#### [Given problem]
Gather every line in the records below that contains the word "label".

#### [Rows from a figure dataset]
━━━━━━━━━━━━━━━━━━━━━━━━━━━━━━

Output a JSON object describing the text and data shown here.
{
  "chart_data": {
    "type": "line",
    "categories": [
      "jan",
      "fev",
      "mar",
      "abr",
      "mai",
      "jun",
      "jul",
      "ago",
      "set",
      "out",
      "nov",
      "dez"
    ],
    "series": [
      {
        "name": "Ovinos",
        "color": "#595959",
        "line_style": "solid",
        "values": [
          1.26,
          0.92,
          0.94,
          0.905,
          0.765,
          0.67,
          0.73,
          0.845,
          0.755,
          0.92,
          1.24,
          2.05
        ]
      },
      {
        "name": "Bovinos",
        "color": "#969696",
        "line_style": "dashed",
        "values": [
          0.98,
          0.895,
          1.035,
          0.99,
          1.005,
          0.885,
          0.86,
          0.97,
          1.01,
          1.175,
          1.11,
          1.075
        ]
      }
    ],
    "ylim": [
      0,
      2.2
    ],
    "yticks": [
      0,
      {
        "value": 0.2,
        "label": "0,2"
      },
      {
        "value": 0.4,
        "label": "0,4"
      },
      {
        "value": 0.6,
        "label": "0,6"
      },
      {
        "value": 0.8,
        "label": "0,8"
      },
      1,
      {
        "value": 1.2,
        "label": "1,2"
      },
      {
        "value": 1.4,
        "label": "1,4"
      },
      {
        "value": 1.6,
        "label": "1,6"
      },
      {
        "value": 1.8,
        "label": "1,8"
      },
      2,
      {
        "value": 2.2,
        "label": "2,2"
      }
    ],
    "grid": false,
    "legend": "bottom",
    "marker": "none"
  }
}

━━━━━━━━━━━━━━━━━━━━━━━━━━━━━━

#### [The reply]
        "label": "0,2"
        "label": "0,4"
        "label": "0,6"
        "label": "0,8"
        "label": "1,2"
        "label": "1,4"
        "label": "1,6"
        "label": "1,8"
        "label": "2,2"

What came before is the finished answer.